**The exercise**
Please retype the data in full and exactly; the pictures are not part of the copy.

**Material shown**
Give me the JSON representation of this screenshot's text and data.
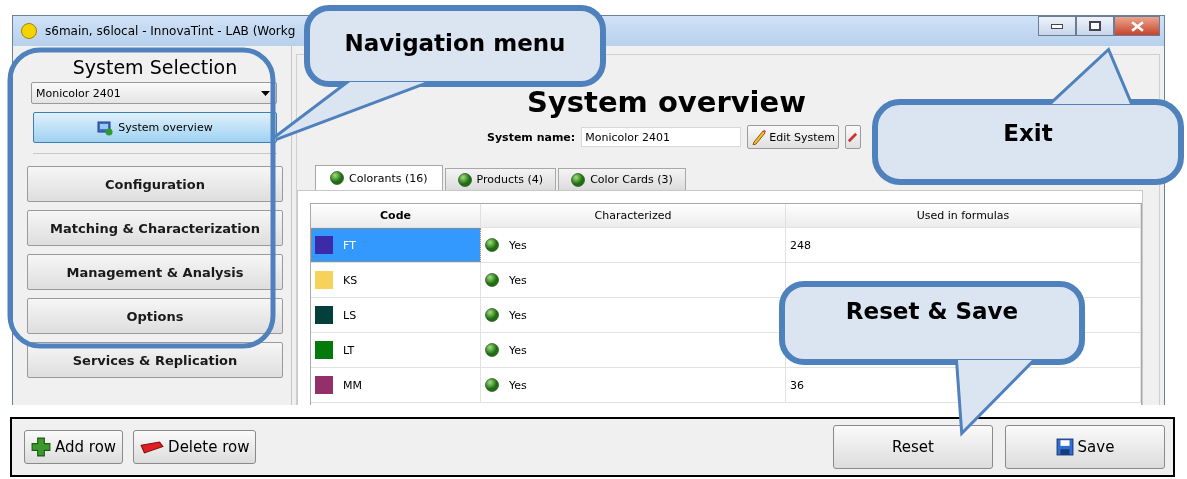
{
  "window": {
    "title": "s6main, s6local - InnovaTint - LAB (Workg"
  },
  "sidebar": {
    "heading": "System Selection",
    "system_select": {
      "value": "Monicolor 2401"
    },
    "overview_button": {
      "label": "System overview",
      "selected": true
    },
    "nav_items": [
      {
        "label": "Configuration"
      },
      {
        "label": "Matching & Characterization"
      },
      {
        "label": "Management & Analysis"
      },
      {
        "label": "Options"
      },
      {
        "label": "Services & Replication"
      }
    ]
  },
  "main": {
    "heading": "System overview",
    "system_name": {
      "label": "System name:",
      "value": "Monicolor 2401"
    },
    "edit_button": "Edit System",
    "tabs": [
      {
        "label": "Colorants (16)",
        "selected": true
      },
      {
        "label": "Products (4)",
        "selected": false
      },
      {
        "label": "Color Cards (3)",
        "selected": false
      }
    ],
    "table": {
      "columns": [
        "Code",
        "Characterized",
        "Used in formulas"
      ],
      "rows": [
        {
          "code": "FT",
          "color": "#3d2aa8",
          "characterized": "Yes",
          "used_in_formulas": "248",
          "selected": true
        },
        {
          "code": "KS",
          "color": "#f7d25a",
          "characterized": "Yes",
          "selected": false
        },
        {
          "code": "LS",
          "color": "#033f3c",
          "characterized": "Yes",
          "selected": false
        },
        {
          "code": "LT",
          "color": "#037a0b",
          "characterized": "Yes",
          "selected": false
        },
        {
          "code": "MM",
          "color": "#93306a",
          "characterized": "Yes",
          "used_in_formulas": "36",
          "selected": false
        }
      ]
    }
  },
  "bottom_bar": {
    "buttons": [
      {
        "label": "Add row",
        "kind": "add"
      },
      {
        "label": "Delete row",
        "kind": "delete"
      },
      {
        "label": "Reset",
        "kind": "plain"
      },
      {
        "label": "Save",
        "kind": "save"
      }
    ]
  },
  "callouts": [
    {
      "kind": "highlight"
    },
    {
      "kind": "bubble",
      "text": "Navigation menu"
    },
    {
      "kind": "bubble",
      "text": "Exit"
    },
    {
      "kind": "bubble",
      "text": "Reset & Save"
    }
  ]
}
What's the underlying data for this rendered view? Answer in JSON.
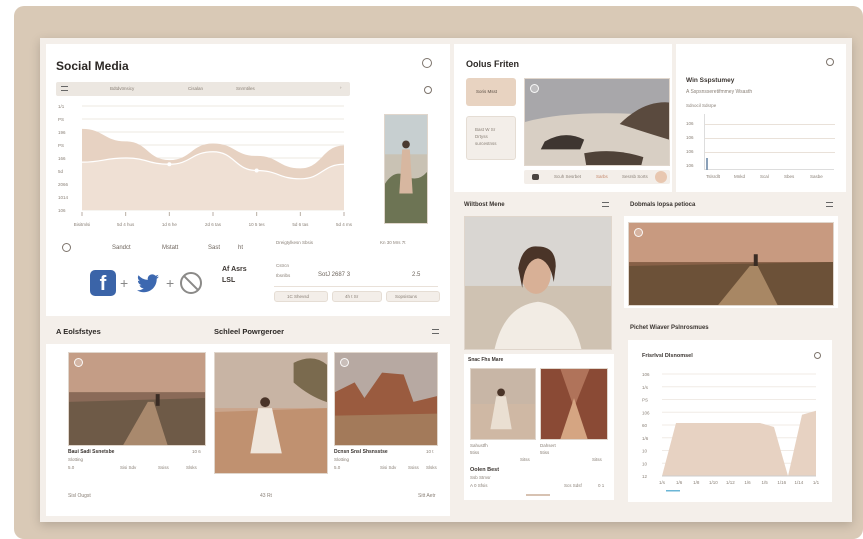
{
  "theme": {
    "accent": "#e8d3c1",
    "panel": "#f4efea",
    "board": "#d9c9b6",
    "chart_fill": "#e7d2c2"
  },
  "social": {
    "title": "Social Media",
    "toolbar": [
      "Bdtdvtmsicy",
      "Cisalan",
      "Snrmtiles"
    ],
    "x_ticks": [
      "Bisitmlsi",
      "5d 4 hus",
      "1d 6 he",
      "2d 6 tas",
      "10 5 tes",
      "5d 6 tas",
      "5d 4 ms"
    ],
    "y_ticks": [
      "1/1",
      "PS",
      "196",
      "PS",
      "166",
      "5d",
      "2066",
      "1014",
      "106"
    ],
    "filters": [
      "Sandct",
      "Mstatt",
      "Sast",
      "ht"
    ],
    "social_label": "Af Asrs\nLSL",
    "info_title": "Dreigtylkesn Sbsis",
    "info_meta": "Kn 30 Mrs 7t",
    "info_row1": "Cstrcn",
    "info_row2": "Ibsnlbs",
    "info_value": "SotJ 2687 3",
    "info_value2": "2.5",
    "info_btns": [
      "1C Shevsd",
      "4h t Sr",
      "Sopsistuns"
    ]
  },
  "chart_data": {
    "type": "area",
    "categories": [
      "Bisitmlsi",
      "5d 4 hus",
      "1d 6 he",
      "2d 6 tas",
      "10 5 tes",
      "5d 6 tas",
      "5d 4 ms"
    ],
    "series": [
      {
        "values": [
          78,
          66,
          48,
          64,
          52,
          40,
          62
        ]
      },
      {
        "values": [
          46,
          50,
          44,
          56,
          38,
          30,
          44
        ]
      }
    ]
  },
  "photo_card": {
    "title": "Oolus Friten",
    "btn1": "Soris Msst",
    "btn2": "Bast W Sr\nDrtyss\nsurcestnss",
    "controls": [
      "Scuh Sesrbet",
      "Sarbs",
      "Sesrsb Sorts"
    ]
  },
  "weekly": {
    "title": "Win Sspstumey",
    "subtitle": "A Sspsnsseretifmmey Wsasth",
    "small": "Sdnocil Sdsrpe",
    "y": [
      "106",
      "106",
      "106",
      "106",
      "106"
    ],
    "x": [
      "Tslsrdlt",
      "Mnkd",
      "Scal",
      "Sbes",
      "Sasbe"
    ]
  },
  "section_left": {
    "title": "A Eolsfstyes",
    "title2": "Schleel Powrgeroer"
  },
  "gallery": [
    {
      "title": "Baui Sadi Ssnetsbe",
      "meta": "10 6",
      "sub": "Slotting",
      "stat": "5.0",
      "tags": [
        "Sisi Sdv",
        "Ssiss",
        "Slsks"
      ]
    },
    {
      "title": "",
      "meta": "",
      "sub": "",
      "stat": "",
      "tags": []
    },
    {
      "title": "Dcnsn Snsl Shsnsstse",
      "meta": "10 t",
      "sub": "Slotting",
      "stat": "5.0",
      "tags": [
        "Sisi Sdv",
        "Ssiss",
        "Slsks"
      ]
    }
  ],
  "bottom_left": {
    "left": "Sisl Ougst",
    "mid": "43 Rt",
    "right": "Sitt Aetr"
  },
  "portrait": {
    "title": "Wiltbost Mene",
    "sub": "Snac Fhs Mare",
    "items": [
      {
        "t": "Sahustfh",
        "m": "5tiss",
        "s": "Sitss"
      },
      {
        "t": "Dahsert",
        "m": "5tiss",
        "s": "Sitss"
      }
    ],
    "foot_title": "Oolen Best",
    "foot_sub": "Ssb Stmsr",
    "foot_meta": "A 0 Sfsis",
    "foot_link": "Scs Sdsf",
    "foot_count": "0 1"
  },
  "landscape": {
    "title": "Dobmals lopsa petioca",
    "sub": "Pichet Wiaver Pslnrosmues"
  },
  "metric": {
    "title": "Frisrlvsl Dlsnomsel",
    "y": [
      "106",
      "1/s",
      "PS",
      "106",
      "60",
      "1/6",
      "10",
      "10",
      "12"
    ],
    "x": [
      "1/s",
      "1/6",
      "1/8",
      "1/10",
      "1/12",
      "1/6",
      "1/5",
      "1/16",
      "1/14",
      "1/1"
    ],
    "values": [
      0,
      52,
      52,
      52,
      52,
      52,
      52,
      52,
      48,
      0,
      60,
      64
    ]
  }
}
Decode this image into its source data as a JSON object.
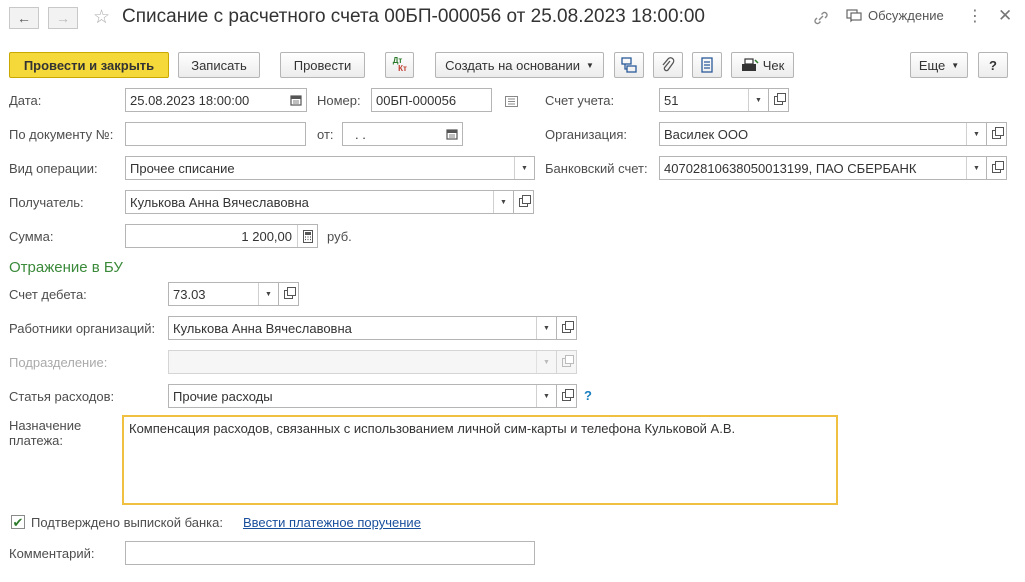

**Result of this task**
Give me the JSON representation of this screenshot's text and data.
{
  "window": {
    "title": "s6main, s6local - InnovaTint - LAB (Workg"
  },
  "sidebar": {
    "heading": "System Selection",
    "system_select": {
      "value": "Monicolor 2401"
    },
    "overview_button": {
      "label": "System overview",
      "selected": true
    },
    "nav_items": [
      {
        "label": "Configuration"
      },
      {
        "label": "Matching & Characterization"
      },
      {
        "label": "Management & Analysis"
      },
      {
        "label": "Options"
      },
      {
        "label": "Services & Replication"
      }
    ]
  },
  "main": {
    "heading": "System overview",
    "system_name": {
      "label": "System name:",
      "value": "Monicolor 2401"
    },
    "edit_button": "Edit System",
    "tabs": [
      {
        "label": "Colorants (16)",
        "selected": true
      },
      {
        "label": "Products (4)",
        "selected": false
      },
      {
        "label": "Color Cards (3)",
        "selected": false
      }
    ],
    "table": {
      "columns": [
        "Code",
        "Characterized",
        "Used in formulas"
      ],
      "rows": [
        {
          "code": "FT",
          "color": "#3d2aa8",
          "characterized": "Yes",
          "used_in_formulas": "248",
          "selected": true
        },
        {
          "code": "KS",
          "color": "#f7d25a",
          "characterized": "Yes",
          "selected": false
        },
        {
          "code": "LS",
          "color": "#033f3c",
          "characterized": "Yes",
          "selected": false
        },
        {
          "code": "LT",
          "color": "#037a0b",
          "characterized": "Yes",
          "selected": false
        },
        {
          "code": "MM",
          "color": "#93306a",
          "characterized": "Yes",
          "used_in_formulas": "36",
          "selected": false
        }
      ]
    }
  },
  "bottom_bar": {
    "buttons": [
      {
        "label": "Add row",
        "kind": "add"
      },
      {
        "label": "Delete row",
        "kind": "delete"
      },
      {
        "label": "Reset",
        "kind": "plain"
      },
      {
        "label": "Save",
        "kind": "save"
      }
    ]
  },
  "callouts": [
    {
      "kind": "highlight"
    },
    {
      "kind": "bubble",
      "text": "Navigation menu"
    },
    {
      "kind": "bubble",
      "text": "Exit"
    },
    {
      "kind": "bubble",
      "text": "Reset & Save"
    }
  ]
}
What's the underlying data for this rendered view? Answer in JSON.
{
  "theme": {
    "accent": "#e8d3c1",
    "panel": "#f4efea",
    "board": "#d9c9b6",
    "chart_fill": "#e7d2c2"
  },
  "social": {
    "title": "Social Media",
    "toolbar": [
      "Bdtdvtmsicy",
      "Cisalan",
      "Snrmtiles"
    ],
    "x_ticks": [
      "Bisitmlsi",
      "5d 4 hus",
      "1d 6 he",
      "2d 6 tas",
      "10 5 tes",
      "5d 6 tas",
      "5d 4 ms"
    ],
    "y_ticks": [
      "1/1",
      "PS",
      "196",
      "PS",
      "166",
      "5d",
      "2066",
      "1014",
      "106"
    ],
    "filters": [
      "Sandct",
      "Mstatt",
      "Sast",
      "ht"
    ],
    "social_label": "Af Asrs\nLSL",
    "info_title": "Dreigtylkesn Sbsis",
    "info_meta": "Kn 30 Mrs 7t",
    "info_row1": "Cstrcn",
    "info_row2": "Ibsnlbs",
    "info_value": "SotJ 2687 3",
    "info_value2": "2.5",
    "info_btns": [
      "1C Shevsd",
      "4h t Sr",
      "Sopsistuns"
    ]
  },
  "chart_data": {
    "type": "area",
    "categories": [
      "Bisitmlsi",
      "5d 4 hus",
      "1d 6 he",
      "2d 6 tas",
      "10 5 tes",
      "5d 6 tas",
      "5d 4 ms"
    ],
    "series": [
      {
        "values": [
          78,
          66,
          48,
          64,
          52,
          40,
          62
        ]
      },
      {
        "values": [
          46,
          50,
          44,
          56,
          38,
          30,
          44
        ]
      }
    ]
  },
  "photo_card": {
    "title": "Oolus Friten",
    "btn1": "Soris Msst",
    "btn2": "Bast W Sr\nDrtyss\nsurcestnss",
    "controls": [
      "Scuh Sesrbet",
      "Sarbs",
      "Sesrsb Sorts"
    ]
  },
  "weekly": {
    "title": "Win Sspstumey",
    "subtitle": "A Sspsnsseretifmmey Wsasth",
    "small": "Sdnocil Sdsrpe",
    "y": [
      "106",
      "106",
      "106",
      "106",
      "106"
    ],
    "x": [
      "Tslsrdlt",
      "Mnkd",
      "Scal",
      "Sbes",
      "Sasbe"
    ]
  },
  "section_left": {
    "title": "A Eolsfstyes",
    "title2": "Schleel Powrgeroer"
  },
  "gallery": [
    {
      "title": "Baui Sadi Ssnetsbe",
      "meta": "10 6",
      "sub": "Slotting",
      "stat": "5.0",
      "tags": [
        "Sisi Sdv",
        "Ssiss",
        "Slsks"
      ]
    },
    {
      "title": "",
      "meta": "",
      "sub": "",
      "stat": "",
      "tags": []
    },
    {
      "title": "Dcnsn Snsl Shsnsstse",
      "meta": "10 t",
      "sub": "Slotting",
      "stat": "5.0",
      "tags": [
        "Sisi Sdv",
        "Ssiss",
        "Slsks"
      ]
    }
  ],
  "bottom_left": {
    "left": "Sisl Ougst",
    "mid": "43 Rt",
    "right": "Sitt Aetr"
  },
  "portrait": {
    "title": "Wiltbost Mene",
    "sub": "Snac Fhs Mare",
    "items": [
      {
        "t": "Sahustfh",
        "m": "5tiss",
        "s": "Sitss"
      },
      {
        "t": "Dahsert",
        "m": "5tiss",
        "s": "Sitss"
      }
    ],
    "foot_title": "Oolen Best",
    "foot_sub": "Ssb Stmsr",
    "foot_meta": "A 0 Sfsis",
    "foot_link": "Scs Sdsf",
    "foot_count": "0 1"
  },
  "landscape": {
    "title": "Dobmals lopsa petioca",
    "sub": "Pichet Wiaver Pslnrosmues"
  },
  "metric": {
    "title": "Frisrlvsl Dlsnomsel",
    "y": [
      "106",
      "1/s",
      "PS",
      "106",
      "60",
      "1/6",
      "10",
      "10",
      "12"
    ],
    "x": [
      "1/s",
      "1/6",
      "1/8",
      "1/10",
      "1/12",
      "1/6",
      "1/5",
      "1/16",
      "1/14",
      "1/1"
    ],
    "values": [
      0,
      52,
      52,
      52,
      52,
      52,
      52,
      52,
      48,
      0,
      60,
      64
    ]
  }
}
Decode this image into its source data as a JSON object.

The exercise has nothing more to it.